Requirement –
Show every line of the records below that contains the string "icon", copying each such line in full.

The records –
○ ○ ○

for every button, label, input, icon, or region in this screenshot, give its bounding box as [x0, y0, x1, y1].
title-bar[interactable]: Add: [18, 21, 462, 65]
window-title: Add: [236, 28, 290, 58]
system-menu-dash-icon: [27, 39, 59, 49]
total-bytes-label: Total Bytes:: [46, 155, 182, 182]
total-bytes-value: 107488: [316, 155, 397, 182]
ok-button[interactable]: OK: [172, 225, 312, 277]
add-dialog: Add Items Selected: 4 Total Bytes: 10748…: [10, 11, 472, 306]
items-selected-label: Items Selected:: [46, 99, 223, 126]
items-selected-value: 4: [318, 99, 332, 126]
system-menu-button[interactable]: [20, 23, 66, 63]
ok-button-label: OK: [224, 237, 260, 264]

○ ○ ○

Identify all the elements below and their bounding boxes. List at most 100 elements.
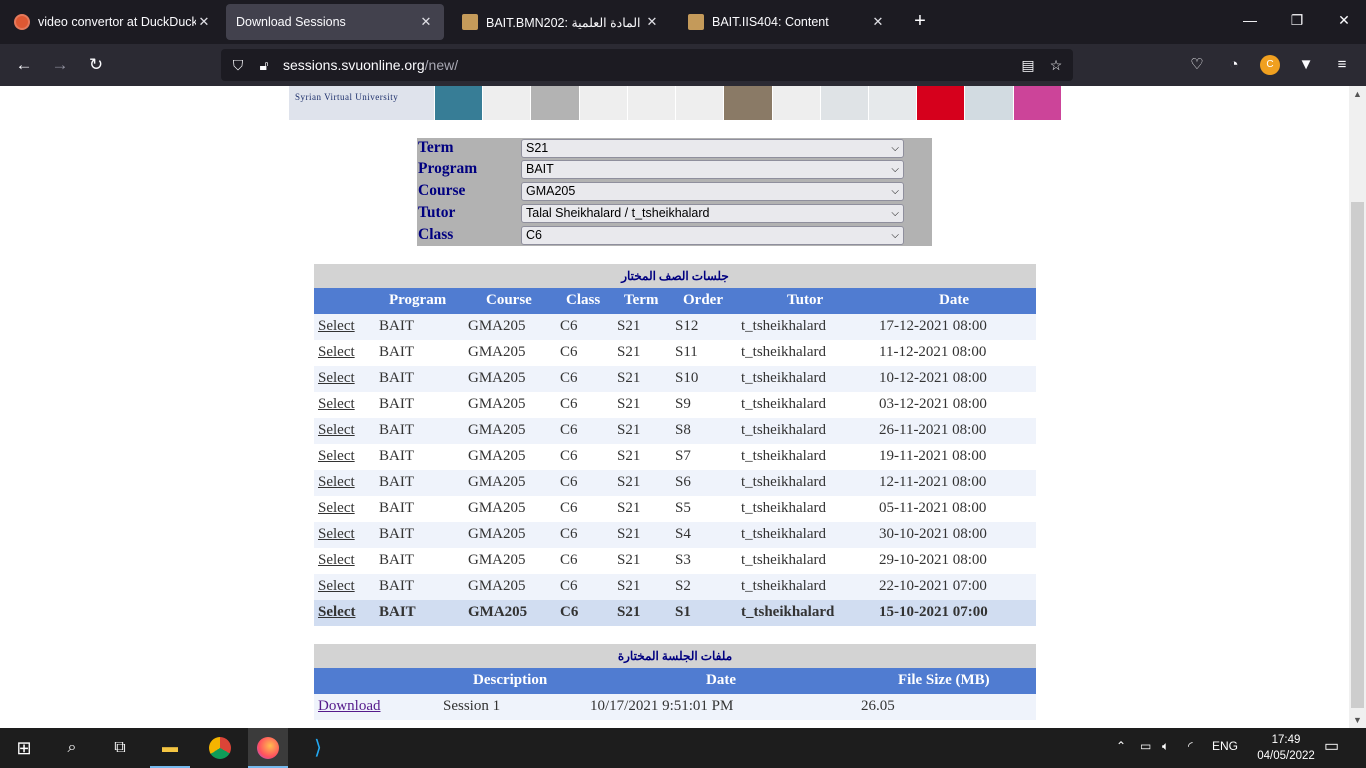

○ ○ ○

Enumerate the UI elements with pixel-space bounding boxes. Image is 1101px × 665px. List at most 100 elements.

○ ○ ○

The answer –
for every button, label, input, icon, or region in this screenshot, give its bounding box as [x0, y0, x1, y1].
system-menu-dash-icon: [27, 39, 59, 49]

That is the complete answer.